§ Text provided
* * * * * * * * *
Bearing witness to expose the Israeli military: Janna Jihad's activism as a Palestinian citizen journalist

13 minutes to read
Kelly Burnet

In this paper, fifteen-year-old citizen journalist, activist, and 'vigilante' Janna Jihad will be discussed.

Janna Jihad and Palestine's lengthy and bloody history

The conflict between Israel and Palestine has been going on for years and years and, despite many peace talks, there seems to be no end in sight. Gaza, East Jerusalem, and the West Bank are territories occupied by the state of Israel with a large population of Palestinian refugees. Palestinian citizens have partial authority in these territories, divided into areas A, B, and C (see Figure 1), which was agreed upon during the Oslo Accords in the nineties. Yet, according to the BBC, in the past 50 years, Israel has built many Jewish settlements in these areas and more than 600.000 Jewish people now live in these areas. Tensions rise when violent acts from militant groups against the other spark rage resulting in more violence (BBC, 2021).

Figure 1. Map of Israel

Self-evidently, both parties have a different perception of the situation. Palestinians living in Gaza and the West Bank say that the pro-Israeli actions and restrictions cause them to suffer while Israel says it is only acting to protect itself from Palestinian violence (BBC, 2021). The organization and movement Amnesty International claims that Palestinian children face discrimination and systematic racism daily. Between January and June 2021, Israeli forces killed at least 73 children.

Moreover, each year Israel prosecutes between 500 and 700 Palestinian children in military courts who do not meet the international fair trial standards. Officially, Israel has signed up to the Convention on the Rights of the Child but has excluded Palestinian children in the West Bank from those same protections (Amnesty, 2021). The hashtag #freepalestine is trending every time tensions arrive and news of Palestinian citizens dying reaches international media attention.
* * * * * * * * *
(Page element annotations)
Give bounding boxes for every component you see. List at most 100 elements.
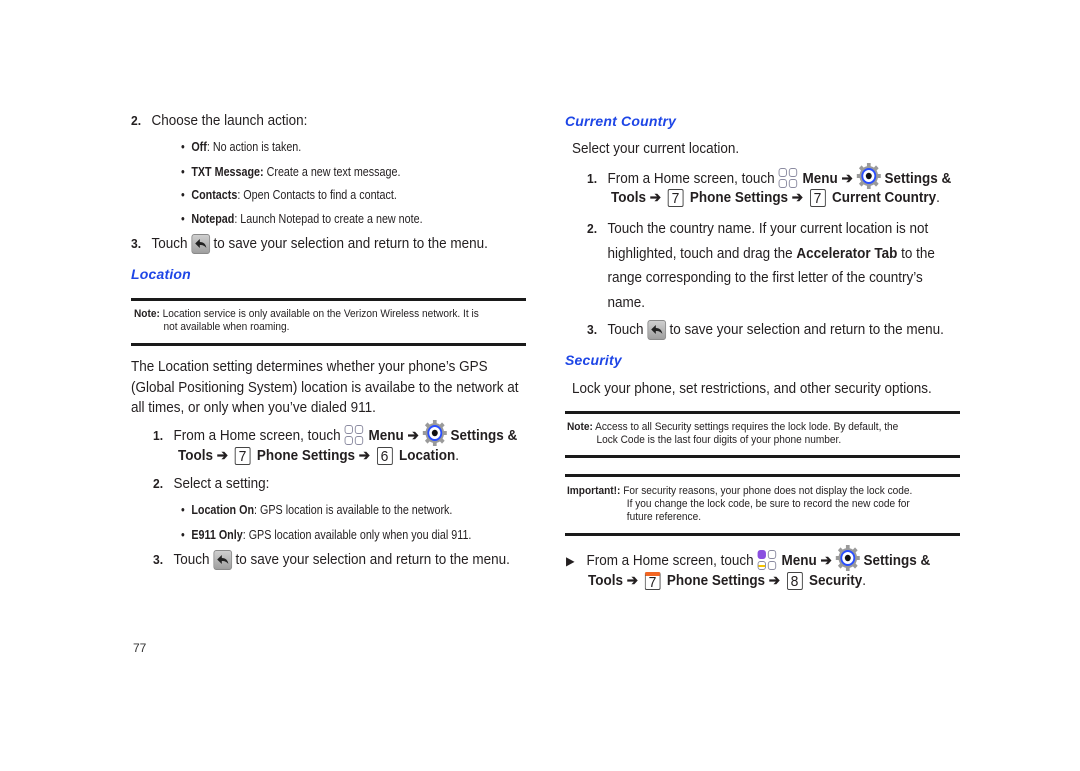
country-step-1-cont: Tools ➔ 7 Phone Settings ➔ 7 Current Cou… <box>611 188 940 208</box>
keypad-key-icon[interactable]: 7 <box>667 189 684 208</box>
back-arrow-icon[interactable] <box>213 550 232 571</box>
menu-grid-icon[interactable] <box>778 168 798 190</box>
location-note: Note: Location service is only available… <box>134 308 497 334</box>
target-label: Location <box>399 448 456 464</box>
arrow-icon: ➔ <box>649 190 662 206</box>
accelerator-tab-label: Accelerator Tab <box>796 245 898 262</box>
arrow-icon: ➔ <box>626 573 639 589</box>
security-note: Note: Access to all Security settings re… <box>567 421 930 447</box>
location-step-2: 2. Select a setting: <box>153 474 269 494</box>
bullet: • <box>181 528 185 542</box>
menu-label[interactable]: Menu <box>369 428 404 444</box>
intro-line: (Global Positioning System) location is … <box>131 379 519 396</box>
option-desc: Launch Notepad to create a new note. <box>240 212 423 226</box>
location-intro: The Location setting determines whether … <box>131 357 519 419</box>
launch-step-2: 2. Choose the launch action: <box>131 111 499 131</box>
location-option-on: • Location On: GPS location is available … <box>181 502 452 518</box>
note-label: Note: <box>567 421 593 433</box>
phone-settings-label: Phone Settings <box>256 448 356 464</box>
step-text: to save your selection and return to the… <box>669 322 944 338</box>
important-label: Important!: <box>567 485 621 497</box>
option-desc: Open Contacts to find a contact. <box>243 188 397 202</box>
option-label: TXT Message: <box>191 165 264 179</box>
step-number: 2. <box>587 221 598 236</box>
location-step-3: 3. Touch to save your selection and retur… <box>153 550 510 571</box>
important-line: future reference. <box>626 511 702 523</box>
note-top-rule <box>131 298 526 301</box>
settings-label: Settings & <box>863 552 931 569</box>
arrow-icon: ➔ <box>216 448 229 464</box>
option-label: Location On <box>191 503 255 517</box>
current-country-heading: Current Country <box>565 113 677 129</box>
step-text: to save your selection and return to the… <box>213 236 488 252</box>
period: . <box>936 190 940 206</box>
keypad-key-icon[interactable]: 7 <box>809 189 826 208</box>
option-desc: GPS location is available to the network… <box>260 503 453 517</box>
target-label: Current Country <box>832 190 937 206</box>
play-bullet-icon: ▶ <box>566 553 575 568</box>
step-text: Select a setting: <box>173 476 270 492</box>
launch-option-off: • Off: No action is taken. <box>181 139 301 155</box>
step-number: 3. <box>153 552 164 567</box>
launch-option-contacts: • Contacts: Open Contacts to find a conta… <box>181 187 397 203</box>
note-line: Lock Code is the last four digits of you… <box>596 434 842 446</box>
step-number: 3. <box>131 236 142 251</box>
step-text: Touch the country name. If your current … <box>607 221 929 237</box>
keypad-key-icon[interactable]: 6 <box>376 447 393 466</box>
keypad-key-icon[interactable]: 7 <box>644 572 661 591</box>
launch-step-3: 3. Touch to save your selection and retur… <box>131 234 499 255</box>
tools-label: Tools <box>611 190 646 206</box>
bullet: • <box>181 503 185 517</box>
launch-option-notepad: • Notepad: Launch Notepad to create a new… <box>181 211 423 227</box>
step-text: to the <box>897 245 935 262</box>
intro-line: all times, or only when you’ve dialed 91… <box>131 400 376 416</box>
option-desc: GPS location available only when you dia… <box>248 528 472 542</box>
menu-grid-icon[interactable] <box>344 425 364 447</box>
note-line: Location service is only available on th… <box>162 308 479 320</box>
arrow-icon: ➔ <box>841 170 853 187</box>
settings-label: Settings & <box>884 170 952 187</box>
menu-label[interactable]: Menu <box>782 553 817 569</box>
arrow-icon: ➔ <box>820 552 832 569</box>
important-line: For security reasons, your phone does no… <box>623 485 913 497</box>
bullet: • <box>181 140 185 154</box>
target-label: Security <box>809 573 863 589</box>
step-text: Touch <box>607 322 644 338</box>
option-desc: No action is taken. <box>212 140 302 154</box>
step-number: 1. <box>153 427 164 443</box>
note-bottom-rule <box>565 455 960 458</box>
back-arrow-icon[interactable] <box>647 320 666 341</box>
security-important: Important!: For security reasons, your p… <box>567 485 935 524</box>
option-desc: Create a new text message. <box>266 165 401 179</box>
option-label: E911 Only <box>191 528 243 542</box>
bullet: • <box>181 165 185 179</box>
period: . <box>455 448 459 464</box>
security-intro: Lock your phone, set restrictions, and o… <box>572 381 932 397</box>
step-number: 2. <box>131 113 142 128</box>
step-text: to save your selection and return to the… <box>235 552 510 568</box>
menu-label[interactable]: Menu <box>803 171 838 187</box>
step-number: 3. <box>587 322 598 337</box>
option-label: Off <box>191 140 207 154</box>
arrow-icon: ➔ <box>791 190 804 206</box>
step-text: From a Home screen, touch <box>173 427 341 444</box>
step-text: name. <box>607 294 645 311</box>
step-text: From a Home screen, touch <box>607 170 775 187</box>
step-text: range corresponding to the first letter … <box>607 270 923 286</box>
location-step-1-cont: Tools ➔ 7 Phone Settings ➔ 6 Location. <box>178 446 459 466</box>
step-text: From a Home screen, touch <box>586 552 754 569</box>
note-line: Access to all Security settings requires… <box>595 421 899 433</box>
arrow-icon: ➔ <box>768 573 781 589</box>
phone-settings-label: Phone Settings <box>689 190 789 206</box>
tools-label: Tools <box>588 573 623 589</box>
menu-grid-icon[interactable] <box>757 550 777 572</box>
keypad-key-icon[interactable]: 8 <box>786 572 803 591</box>
bullet: • <box>181 188 185 202</box>
note-top-rule <box>565 411 960 414</box>
keypad-key-icon[interactable]: 7 <box>234 447 251 466</box>
location-heading: Location <box>131 266 191 282</box>
back-arrow-icon[interactable] <box>191 234 210 255</box>
period: . <box>862 573 866 589</box>
option-label: Contacts <box>191 188 238 202</box>
note-line: not available when roaming. <box>163 321 290 333</box>
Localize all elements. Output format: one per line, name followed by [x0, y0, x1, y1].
* * * * * * * * *
§ Tasks for this exercise
a: Output, word for word, the part of the article on Janna Jihad between "Moreover, each year" and "international media attention.", inclusive.
b: Write the next part of the article on Janna Jihad, picking up after its final sentence.

§ Results of the exercise
a:
Moreover, each year Israel prosecutes between 500 and 700 Palestinian children in military courts who do not meet the international fair trial standards. Officially, Israel has signed up to the Convention on the Rights of the Child but has excluded Palestinian children in the West Bank from those same protections (Amnesty, 2021). The hashtag #freepalestine is trending every time tensions arrive and news of Palestinian citizens dying reaches international media attention.

b:
We will see that Janna Jihad’s activism has resulted in a target on her back to the point of receiving death threats

For Janna Tamimi (15), going by her pseudonym Janna Jihad, a Palestinian child living in the West Bank, one of the Occupied Palestinian Territories, there is no possibility to have a normal and free-from-violence childhood. She bears witness to violent acts committed by the Israeli military in her hometown, Nabi Saleh, and documents the life-threatening conditions Palestinian children have to live in. Janna started when she was just seven years old; she filmed her uncle getting killed by the Israeli military with her mother’s phone (Amnesty, 2021).

As the director of Women's Affairs in the Palestinian Ministry of Development, her mother encouraged her activism and to participate in peaceful resistance activities (VOC news, 2017). Today, at fifteen, she deserved a spot on the list of the world’s youngest activists of human rights, representing the Palestinian youth whose childhoods and rights are violated by the ongoing conflict and the discriminatory acts of the Israeli military. They do not offer the same protection to Palestinian children as to Israeli children living in (illegal) settlements in the West Bank.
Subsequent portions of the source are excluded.